PROVIDED RECORDS

※

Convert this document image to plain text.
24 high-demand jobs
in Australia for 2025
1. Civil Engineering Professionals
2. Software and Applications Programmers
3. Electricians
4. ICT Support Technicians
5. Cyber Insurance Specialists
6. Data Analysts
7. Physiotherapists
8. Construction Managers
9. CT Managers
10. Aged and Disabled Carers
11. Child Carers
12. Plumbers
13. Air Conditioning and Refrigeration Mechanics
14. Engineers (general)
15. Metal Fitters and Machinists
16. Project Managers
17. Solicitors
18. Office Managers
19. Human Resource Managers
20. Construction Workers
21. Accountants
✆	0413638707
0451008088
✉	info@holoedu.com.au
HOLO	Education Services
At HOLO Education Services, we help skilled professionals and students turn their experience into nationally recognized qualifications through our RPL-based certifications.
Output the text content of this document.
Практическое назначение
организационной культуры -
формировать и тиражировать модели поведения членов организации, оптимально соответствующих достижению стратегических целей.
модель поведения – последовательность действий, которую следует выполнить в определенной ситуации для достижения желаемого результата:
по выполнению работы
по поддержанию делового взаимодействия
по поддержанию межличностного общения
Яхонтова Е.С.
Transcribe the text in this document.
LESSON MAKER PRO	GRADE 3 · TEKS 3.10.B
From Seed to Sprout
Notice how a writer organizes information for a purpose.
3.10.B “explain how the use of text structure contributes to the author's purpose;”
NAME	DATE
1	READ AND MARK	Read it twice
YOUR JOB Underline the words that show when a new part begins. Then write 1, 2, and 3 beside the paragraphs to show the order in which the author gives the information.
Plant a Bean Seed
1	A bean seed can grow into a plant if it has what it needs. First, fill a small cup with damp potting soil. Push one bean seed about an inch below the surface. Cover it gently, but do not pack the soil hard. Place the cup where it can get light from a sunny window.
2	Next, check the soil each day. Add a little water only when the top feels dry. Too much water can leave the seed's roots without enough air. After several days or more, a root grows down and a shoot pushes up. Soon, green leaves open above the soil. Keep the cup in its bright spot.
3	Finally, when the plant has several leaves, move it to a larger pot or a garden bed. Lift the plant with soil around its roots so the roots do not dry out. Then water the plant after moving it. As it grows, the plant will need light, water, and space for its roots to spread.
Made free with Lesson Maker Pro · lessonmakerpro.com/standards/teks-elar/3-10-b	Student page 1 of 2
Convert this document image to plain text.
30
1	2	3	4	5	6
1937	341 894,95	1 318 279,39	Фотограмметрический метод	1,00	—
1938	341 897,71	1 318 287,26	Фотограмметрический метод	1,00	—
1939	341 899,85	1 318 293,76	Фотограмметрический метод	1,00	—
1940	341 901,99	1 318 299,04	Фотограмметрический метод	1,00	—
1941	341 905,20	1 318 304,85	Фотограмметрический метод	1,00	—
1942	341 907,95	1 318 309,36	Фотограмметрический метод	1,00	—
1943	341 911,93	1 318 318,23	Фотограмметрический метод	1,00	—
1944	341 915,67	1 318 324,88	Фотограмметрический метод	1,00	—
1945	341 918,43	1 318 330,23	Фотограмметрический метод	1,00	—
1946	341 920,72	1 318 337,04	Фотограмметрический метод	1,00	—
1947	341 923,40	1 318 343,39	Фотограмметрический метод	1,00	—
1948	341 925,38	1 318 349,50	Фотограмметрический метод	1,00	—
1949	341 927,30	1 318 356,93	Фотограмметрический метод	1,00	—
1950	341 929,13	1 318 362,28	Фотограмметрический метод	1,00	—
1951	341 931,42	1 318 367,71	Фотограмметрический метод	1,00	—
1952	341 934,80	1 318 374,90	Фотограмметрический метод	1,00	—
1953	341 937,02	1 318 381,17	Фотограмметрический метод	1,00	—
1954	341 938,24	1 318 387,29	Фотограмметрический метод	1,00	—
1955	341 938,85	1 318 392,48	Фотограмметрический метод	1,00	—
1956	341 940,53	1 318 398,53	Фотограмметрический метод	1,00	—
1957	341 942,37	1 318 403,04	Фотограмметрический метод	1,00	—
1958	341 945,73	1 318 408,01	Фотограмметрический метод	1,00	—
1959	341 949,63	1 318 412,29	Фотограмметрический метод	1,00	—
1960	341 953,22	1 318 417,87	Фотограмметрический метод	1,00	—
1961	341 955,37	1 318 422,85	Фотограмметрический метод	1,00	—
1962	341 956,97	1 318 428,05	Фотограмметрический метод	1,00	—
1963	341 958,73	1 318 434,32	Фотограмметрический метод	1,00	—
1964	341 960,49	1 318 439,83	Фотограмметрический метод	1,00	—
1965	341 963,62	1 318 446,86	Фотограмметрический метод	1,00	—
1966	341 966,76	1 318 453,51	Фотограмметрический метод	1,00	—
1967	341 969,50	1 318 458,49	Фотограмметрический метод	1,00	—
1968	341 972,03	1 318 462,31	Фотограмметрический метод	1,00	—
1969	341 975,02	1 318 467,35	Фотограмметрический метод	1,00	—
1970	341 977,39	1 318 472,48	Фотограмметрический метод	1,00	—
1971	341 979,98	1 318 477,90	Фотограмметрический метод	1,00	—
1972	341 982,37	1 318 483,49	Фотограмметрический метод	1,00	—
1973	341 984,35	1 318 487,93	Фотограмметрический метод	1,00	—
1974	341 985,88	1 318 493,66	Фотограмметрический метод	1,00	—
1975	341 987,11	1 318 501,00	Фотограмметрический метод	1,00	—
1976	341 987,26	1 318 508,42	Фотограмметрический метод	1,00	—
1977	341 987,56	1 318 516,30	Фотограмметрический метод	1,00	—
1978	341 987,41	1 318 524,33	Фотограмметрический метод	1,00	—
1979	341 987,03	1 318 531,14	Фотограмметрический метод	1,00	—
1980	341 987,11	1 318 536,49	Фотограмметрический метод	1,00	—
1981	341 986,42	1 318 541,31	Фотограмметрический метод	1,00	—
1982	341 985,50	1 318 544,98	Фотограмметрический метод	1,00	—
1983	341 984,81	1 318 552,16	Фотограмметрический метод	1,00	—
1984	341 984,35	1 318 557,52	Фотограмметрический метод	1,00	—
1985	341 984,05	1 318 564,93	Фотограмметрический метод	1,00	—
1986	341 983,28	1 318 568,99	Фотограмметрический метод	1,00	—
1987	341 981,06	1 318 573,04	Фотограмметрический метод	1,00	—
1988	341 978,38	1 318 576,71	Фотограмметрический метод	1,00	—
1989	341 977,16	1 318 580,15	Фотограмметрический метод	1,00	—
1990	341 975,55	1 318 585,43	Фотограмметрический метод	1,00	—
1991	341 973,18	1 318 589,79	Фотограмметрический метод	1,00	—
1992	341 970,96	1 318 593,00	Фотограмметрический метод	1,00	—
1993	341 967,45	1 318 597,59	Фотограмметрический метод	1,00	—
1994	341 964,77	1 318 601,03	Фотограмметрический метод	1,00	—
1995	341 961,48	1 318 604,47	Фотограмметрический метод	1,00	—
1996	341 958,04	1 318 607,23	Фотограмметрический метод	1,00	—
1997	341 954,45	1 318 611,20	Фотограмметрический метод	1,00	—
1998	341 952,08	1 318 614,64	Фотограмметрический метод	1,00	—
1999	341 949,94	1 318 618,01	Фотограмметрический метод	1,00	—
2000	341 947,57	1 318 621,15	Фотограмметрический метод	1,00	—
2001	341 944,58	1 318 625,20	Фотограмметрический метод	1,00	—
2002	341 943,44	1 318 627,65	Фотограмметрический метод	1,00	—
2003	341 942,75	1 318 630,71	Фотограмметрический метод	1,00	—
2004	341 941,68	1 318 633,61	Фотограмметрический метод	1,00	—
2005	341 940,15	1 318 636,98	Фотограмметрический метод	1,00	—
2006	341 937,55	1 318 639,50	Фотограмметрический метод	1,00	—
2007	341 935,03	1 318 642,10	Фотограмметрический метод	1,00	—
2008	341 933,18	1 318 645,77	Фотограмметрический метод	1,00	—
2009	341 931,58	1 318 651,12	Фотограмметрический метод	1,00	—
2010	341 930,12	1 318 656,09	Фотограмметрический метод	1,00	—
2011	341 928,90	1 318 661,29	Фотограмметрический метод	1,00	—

※

WHAT IS NEEDED
For each line of the entries that includes "light", show that line.

SOLUTION
1	A bean seed can grow into a plant if it has what it needs. First, fill a small cup with damp potting soil. Push one bean seed about an inch below the surface. Cover it gently, but do not pack the soil hard. Place the cup where it can get light from a sunny window.
3	Finally, when the plant has several leaves, move it to a larger pot or a garden bed. Lift the plant with soil around its roots so the roots do not dry out. Then water the plant after moving it. As it grows, the plant will need light, water, and space for its roots to spread.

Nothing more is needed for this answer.